# Data provided
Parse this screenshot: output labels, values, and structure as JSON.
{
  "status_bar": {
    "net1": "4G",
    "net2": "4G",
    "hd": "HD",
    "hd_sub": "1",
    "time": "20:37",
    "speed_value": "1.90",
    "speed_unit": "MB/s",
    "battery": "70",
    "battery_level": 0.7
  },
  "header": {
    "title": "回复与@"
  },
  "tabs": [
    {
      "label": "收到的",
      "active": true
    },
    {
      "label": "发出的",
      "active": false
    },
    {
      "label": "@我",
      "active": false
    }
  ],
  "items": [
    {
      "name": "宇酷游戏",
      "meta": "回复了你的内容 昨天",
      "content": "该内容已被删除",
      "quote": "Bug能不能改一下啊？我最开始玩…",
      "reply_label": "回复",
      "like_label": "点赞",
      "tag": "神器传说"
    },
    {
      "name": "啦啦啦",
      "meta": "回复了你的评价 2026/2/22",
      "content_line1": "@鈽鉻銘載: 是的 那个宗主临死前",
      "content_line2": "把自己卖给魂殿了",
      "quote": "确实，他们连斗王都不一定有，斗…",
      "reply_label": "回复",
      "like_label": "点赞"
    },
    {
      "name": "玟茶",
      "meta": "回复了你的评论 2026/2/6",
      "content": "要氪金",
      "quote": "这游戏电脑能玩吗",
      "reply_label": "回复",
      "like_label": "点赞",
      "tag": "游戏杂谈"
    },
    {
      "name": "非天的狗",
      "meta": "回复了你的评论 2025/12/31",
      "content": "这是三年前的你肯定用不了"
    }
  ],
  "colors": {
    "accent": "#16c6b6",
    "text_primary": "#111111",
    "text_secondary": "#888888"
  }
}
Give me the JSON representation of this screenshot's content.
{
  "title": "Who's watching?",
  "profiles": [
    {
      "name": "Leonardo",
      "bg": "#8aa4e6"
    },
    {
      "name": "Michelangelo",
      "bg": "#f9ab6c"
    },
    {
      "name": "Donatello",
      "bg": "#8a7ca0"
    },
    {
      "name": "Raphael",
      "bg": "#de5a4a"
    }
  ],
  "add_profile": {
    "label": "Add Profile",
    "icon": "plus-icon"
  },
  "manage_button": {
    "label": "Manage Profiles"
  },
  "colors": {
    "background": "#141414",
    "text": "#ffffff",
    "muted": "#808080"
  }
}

# What to do
Output the full listing without altering anything.

# Correct response
Parse this screenshot: output labels, values, and structure as JSON.
{
  "status_bar": {
    "net1": "4G",
    "net2": "4G",
    "hd": "HD",
    "hd_sub": "1",
    "time": "20:37",
    "speed_value": "1.90",
    "speed_unit": "MB/s",
    "battery": "70",
    "battery_level": 0.7
  },
  "header": {
    "title": "回复与@"
  },
  "tabs": [
    {
      "label": "收到的",
      "active": true
    },
    {
      "label": "发出的",
      "active": false
    },
    {
      "label": "@我",
      "active": false
    }
  ],
  "items": [
    {
      "name": "宇酷游戏",
      "meta": "回复了你的内容 昨天",
      "content": "该内容已被删除",
      "quote": "Bug能不能改一下啊？我最开始玩…",
      "reply_label": "回复",
      "like_label": "点赞",
      "tag": "神器传说"
    },
    {
      "name": "啦啦啦",
      "meta": "回复了你的评价 2026/2/22",
      "content_line1": "@鈽鉻銘載: 是的 那个宗主临死前",
      "content_line2": "把自己卖给魂殿了",
      "quote": "确实，他们连斗王都不一定有，斗…",
      "reply_label": "回复",
      "like_label": "点赞"
    },
    {
      "name": "玟茶",
      "meta": "回复了你的评论 2026/2/6",
      "content": "要氪金",
      "quote": "这游戏电脑能玩吗",
      "reply_label": "回复",
      "like_label": "点赞",
      "tag": "游戏杂谈"
    },
    {
      "name": "非天的狗",
      "meta": "回复了你的评论 2025/12/31",
      "content": "这是三年前的你肯定用不了"
    }
  ],
  "colors": {
    "accent": "#16c6b6",
    "text_primary": "#111111",
    "text_secondary": "#888888"
  }
}
Give me the JSON representation of this screenshot's content.
{
  "title": "Who's watching?",
  "profiles": [
    {
      "name": "Leonardo",
      "bg": "#8aa4e6"
    },
    {
      "name": "Michelangelo",
      "bg": "#f9ab6c"
    },
    {
      "name": "Donatello",
      "bg": "#8a7ca0"
    },
    {
      "name": "Raphael",
      "bg": "#de5a4a"
    }
  ],
  "add_profile": {
    "label": "Add Profile",
    "icon": "plus-icon"
  },
  "manage_button": {
    "label": "Manage Profiles"
  },
  "colors": {
    "background": "#141414",
    "text": "#ffffff",
    "muted": "#808080"
  }
}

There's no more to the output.